*The problem*
Copy the listing verbatim, excluding any images found in it.

*Data records*
# # # #
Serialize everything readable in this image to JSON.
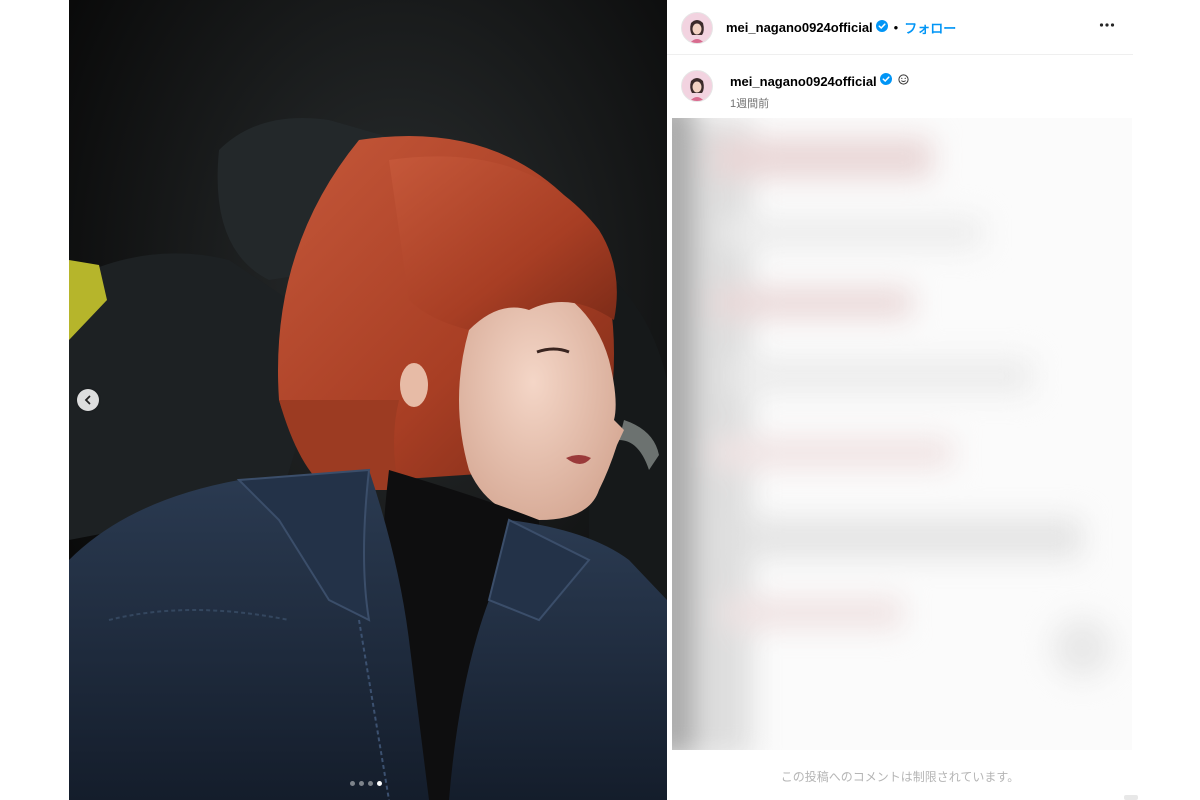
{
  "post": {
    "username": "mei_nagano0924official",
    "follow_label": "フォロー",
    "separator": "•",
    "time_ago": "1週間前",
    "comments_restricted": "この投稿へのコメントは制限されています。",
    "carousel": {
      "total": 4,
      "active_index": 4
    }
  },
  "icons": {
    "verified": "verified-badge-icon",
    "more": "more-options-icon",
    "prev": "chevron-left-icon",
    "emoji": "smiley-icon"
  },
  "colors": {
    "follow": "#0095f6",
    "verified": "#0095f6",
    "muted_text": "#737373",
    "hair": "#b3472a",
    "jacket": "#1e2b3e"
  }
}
# # # #
*Written answer*
Serialize everything readable in this image to JSON.
{
  "post": {
    "username": "mei_nagano0924official",
    "follow_label": "フォロー",
    "separator": "•",
    "time_ago": "1週間前",
    "comments_restricted": "この投稿へのコメントは制限されています。",
    "carousel": {
      "total": 4,
      "active_index": 4
    }
  },
  "icons": {
    "verified": "verified-badge-icon",
    "more": "more-options-icon",
    "prev": "chevron-left-icon",
    "emoji": "smiley-icon"
  },
  "colors": {
    "follow": "#0095f6",
    "verified": "#0095f6",
    "muted_text": "#737373",
    "hair": "#b3472a",
    "jacket": "#1e2b3e"
  }
}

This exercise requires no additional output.